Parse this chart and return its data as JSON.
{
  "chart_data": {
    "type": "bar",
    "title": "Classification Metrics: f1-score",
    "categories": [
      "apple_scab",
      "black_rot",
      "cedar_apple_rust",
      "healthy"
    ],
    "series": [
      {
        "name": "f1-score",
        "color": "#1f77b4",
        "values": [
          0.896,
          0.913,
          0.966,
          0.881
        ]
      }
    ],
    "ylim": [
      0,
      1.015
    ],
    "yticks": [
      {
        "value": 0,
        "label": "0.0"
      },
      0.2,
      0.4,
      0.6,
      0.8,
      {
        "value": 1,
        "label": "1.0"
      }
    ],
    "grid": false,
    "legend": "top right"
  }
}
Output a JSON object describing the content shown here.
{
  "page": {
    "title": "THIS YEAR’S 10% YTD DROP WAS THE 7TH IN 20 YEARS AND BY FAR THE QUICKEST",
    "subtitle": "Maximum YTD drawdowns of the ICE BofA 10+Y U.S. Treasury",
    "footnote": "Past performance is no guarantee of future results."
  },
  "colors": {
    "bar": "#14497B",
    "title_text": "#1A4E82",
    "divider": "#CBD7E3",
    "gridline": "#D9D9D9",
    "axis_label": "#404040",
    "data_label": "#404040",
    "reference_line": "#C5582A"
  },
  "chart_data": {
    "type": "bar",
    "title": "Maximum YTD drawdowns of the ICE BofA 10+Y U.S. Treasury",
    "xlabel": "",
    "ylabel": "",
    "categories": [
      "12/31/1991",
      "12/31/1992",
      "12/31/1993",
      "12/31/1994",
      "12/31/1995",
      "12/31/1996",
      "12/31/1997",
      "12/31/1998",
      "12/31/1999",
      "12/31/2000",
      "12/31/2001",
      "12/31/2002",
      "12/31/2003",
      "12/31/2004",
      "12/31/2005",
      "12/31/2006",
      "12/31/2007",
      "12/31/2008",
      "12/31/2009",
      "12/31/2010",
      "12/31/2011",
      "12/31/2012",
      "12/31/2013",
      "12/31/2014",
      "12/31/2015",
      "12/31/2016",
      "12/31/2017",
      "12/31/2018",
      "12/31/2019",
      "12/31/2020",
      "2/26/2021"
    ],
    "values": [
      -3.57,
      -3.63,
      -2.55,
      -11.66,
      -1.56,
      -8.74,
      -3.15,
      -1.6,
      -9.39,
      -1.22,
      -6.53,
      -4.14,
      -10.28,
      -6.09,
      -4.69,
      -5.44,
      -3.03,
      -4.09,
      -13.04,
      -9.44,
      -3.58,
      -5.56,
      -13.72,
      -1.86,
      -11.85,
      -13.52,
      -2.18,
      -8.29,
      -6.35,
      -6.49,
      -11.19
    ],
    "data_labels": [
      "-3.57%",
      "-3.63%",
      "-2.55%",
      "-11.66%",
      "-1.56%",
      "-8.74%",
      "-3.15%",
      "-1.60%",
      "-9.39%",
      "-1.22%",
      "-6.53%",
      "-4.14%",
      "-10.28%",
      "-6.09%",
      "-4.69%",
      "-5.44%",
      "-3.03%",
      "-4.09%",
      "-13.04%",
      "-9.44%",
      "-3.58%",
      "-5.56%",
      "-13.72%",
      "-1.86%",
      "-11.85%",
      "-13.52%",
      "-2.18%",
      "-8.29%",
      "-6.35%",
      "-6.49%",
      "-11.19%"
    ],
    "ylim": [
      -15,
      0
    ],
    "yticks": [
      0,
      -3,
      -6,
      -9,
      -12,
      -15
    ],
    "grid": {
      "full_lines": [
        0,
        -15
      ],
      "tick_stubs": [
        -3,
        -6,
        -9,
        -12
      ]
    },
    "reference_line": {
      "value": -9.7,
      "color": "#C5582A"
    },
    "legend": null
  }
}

:::

Exercise ▸ Extract the complete data, matching each line exactly.

Solved exercise ▸
Parse this chart and return its data as JSON.
{
  "chart_data": {
    "type": "bar",
    "title": "Classification Metrics: f1-score",
    "categories": [
      "apple_scab",
      "black_rot",
      "cedar_apple_rust",
      "healthy"
    ],
    "series": [
      {
        "name": "f1-score",
        "color": "#1f77b4",
        "values": [
          0.896,
          0.913,
          0.966,
          0.881
        ]
      }
    ],
    "ylim": [
      0,
      1.015
    ],
    "yticks": [
      {
        "value": 0,
        "label": "0.0"
      },
      0.2,
      0.4,
      0.6,
      0.8,
      {
        "value": 1,
        "label": "1.0"
      }
    ],
    "grid": false,
    "legend": "top right"
  }
}
Output a JSON object describing the content shown here.
{
  "page": {
    "title": "THIS YEAR’S 10% YTD DROP WAS THE 7TH IN 20 YEARS AND BY FAR THE QUICKEST",
    "subtitle": "Maximum YTD drawdowns of the ICE BofA 10+Y U.S. Treasury",
    "footnote": "Past performance is no guarantee of future results."
  },
  "colors": {
    "bar": "#14497B",
    "title_text": "#1A4E82",
    "divider": "#CBD7E3",
    "gridline": "#D9D9D9",
    "axis_label": "#404040",
    "data_label": "#404040",
    "reference_line": "#C5582A"
  },
  "chart_data": {
    "type": "bar",
    "title": "Maximum YTD drawdowns of the ICE BofA 10+Y U.S. Treasury",
    "xlabel": "",
    "ylabel": "",
    "categories": [
      "12/31/1991",
      "12/31/1992",
      "12/31/1993",
      "12/31/1994",
      "12/31/1995",
      "12/31/1996",
      "12/31/1997",
      "12/31/1998",
      "12/31/1999",
      "12/31/2000",
      "12/31/2001",
      "12/31/2002",
      "12/31/2003",
      "12/31/2004",
      "12/31/2005",
      "12/31/2006",
      "12/31/2007",
      "12/31/2008",
      "12/31/2009",
      "12/31/2010",
      "12/31/2011",
      "12/31/2012",
      "12/31/2013",
      "12/31/2014",
      "12/31/2015",
      "12/31/2016",
      "12/31/2017",
      "12/31/2018",
      "12/31/2019",
      "12/31/2020",
      "2/26/2021"
    ],
    "values": [
      -3.57,
      -3.63,
      -2.55,
      -11.66,
      -1.56,
      -8.74,
      -3.15,
      -1.6,
      -9.39,
      -1.22,
      -6.53,
      -4.14,
      -10.28,
      -6.09,
      -4.69,
      -5.44,
      -3.03,
      -4.09,
      -13.04,
      -9.44,
      -3.58,
      -5.56,
      -13.72,
      -1.86,
      -11.85,
      -13.52,
      -2.18,
      -8.29,
      -6.35,
      -6.49,
      -11.19
    ],
    "data_labels": [
      "-3.57%",
      "-3.63%",
      "-2.55%",
      "-11.66%",
      "-1.56%",
      "-8.74%",
      "-3.15%",
      "-1.60%",
      "-9.39%",
      "-1.22%",
      "-6.53%",
      "-4.14%",
      "-10.28%",
      "-6.09%",
      "-4.69%",
      "-5.44%",
      "-3.03%",
      "-4.09%",
      "-13.04%",
      "-9.44%",
      "-3.58%",
      "-5.56%",
      "-13.72%",
      "-1.86%",
      "-11.85%",
      "-13.52%",
      "-2.18%",
      "-8.29%",
      "-6.35%",
      "-6.49%",
      "-11.19%"
    ],
    "ylim": [
      -15,
      0
    ],
    "yticks": [
      0,
      -3,
      -6,
      -9,
      -12,
      -15
    ],
    "grid": {
      "full_lines": [
        0,
        -15
      ],
      "tick_stubs": [
        -3,
        -6,
        -9,
        -12
      ]
    },
    "reference_line": {
      "value": -9.7,
      "color": "#C5582A"
    },
    "legend": null
  }
}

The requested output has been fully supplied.